| Exercise text |
BEGIN
Airlangga Sutjipto

Personal information
- Full name: Airlangga Sutjipto
- Date of birth: 22 November 1985 (age 40)
- Place of birth: Jakarta, Indonesia
- Height: 1.70 m (5 ft 7 in)
- Position: Forward

Senior career*
- Years: Team / Apps / (Gls)
- 2004–2005: PS Trisakti / 15 / (7)
- 2005−2008: Deltras Sidoarjo / 70 / (22)
- 2004–2005: → Persiba Bantul (loan) / 20 / (6)
- 2008−2013: Persib Bandung / 107 / (21)
- 2014–2015: Semen Padang / 27 / (6)
- 2016–2017: Sriwijaya / 34 / (9)
- 2018: Persib Bandung / 6 / (0)
- 2019: Sriwijaya / 23 / (2)
- 2020: Muba Babel United / 0 / (0)
- 2021: Mitra Kukar / 10 / (1)
- 2023–2024: ASIOP / 8 / (2)
- Total:  / 320 / (76)

International career
- 2005: Indonesia U20 / ? / (?)
- 2006−2007: Indonesia U23 / ? / (1)
- 2007: Indonesia / 1 / (0)

= Airlangga Sutjipto =

Indonesian footballer

Airlangga "Ronggo" Sutjipto (also spelled Sucipto, born 22 November 1985) is an Indonesian former footballer who plays as a forward. He played for the Indonesia national football team at the 2007 Southeast Asian Games in Thailand.

==Club career==
=== Deltras and Persib ===
Airlangga started his professional career at Deltras Sidoarjo. In the 2008/2009 season, Persib recruited him from Deltras. He made his debut in an away match against Persiwa Wamena. He scored his first goal against Bontang FC in Bontang.
END
| Things to do |
A: Transcribe everything in the Airlangga Sutjipto article from "- 2005−2008: Deltras" down to "Sriwijaya / 34 / (9)".
B: Pick up the Airlangga Sutjipto article where it stops, and write its next part.

| Dataset extract |
BEGIN
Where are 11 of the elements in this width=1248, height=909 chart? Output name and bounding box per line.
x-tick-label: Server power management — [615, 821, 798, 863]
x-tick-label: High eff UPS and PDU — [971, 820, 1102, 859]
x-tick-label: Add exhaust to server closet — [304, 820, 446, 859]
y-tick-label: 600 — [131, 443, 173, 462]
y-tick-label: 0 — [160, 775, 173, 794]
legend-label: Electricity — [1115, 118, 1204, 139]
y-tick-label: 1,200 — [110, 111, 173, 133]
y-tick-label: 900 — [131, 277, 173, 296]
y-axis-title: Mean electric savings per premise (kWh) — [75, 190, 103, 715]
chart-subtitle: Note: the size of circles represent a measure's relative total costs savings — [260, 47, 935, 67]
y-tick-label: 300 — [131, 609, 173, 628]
END
| Answers to each task |
A:
- 2005−2008: Deltras Sidoarjo / 70 / (22)
- 2004–2005: → Persiba Bantul (loan) / 20 / (6)
- 2008−2013: Persib Bandung / 107 / (21)
- 2014–2015: Semen Padang / 27 / (6)
- 2016–2017: Sriwijaya / 34 / (9)

B:
=== Semen Padang ===
On 2014 season, Airlangga joined Semen Padang. Where he scored his first goal against PS Barito Putera.

=== Mitra Kukar ===
In the 2015 Indonesia President's Cup, the club lend Airlangga with his colleague Eka Ramdani, Abdul Gamal, Hendra Bayauw, and Saepulloh Maulana to Mitra Kukar. with Mitra Kukar, he helped his club to 4th place in the tournament after the President's Cup in a match against Arema in a loss 2-0.

=== Sriwijaya ===
In 2016, he was recruited to Sriwijaya F.C. for East Kalimantan Governor Cup tournament in 2016 under coach Benny Dollo. And in the 2016 Indonesia Soccer Championship A, Airlangga made his debut against Mitra Kukar.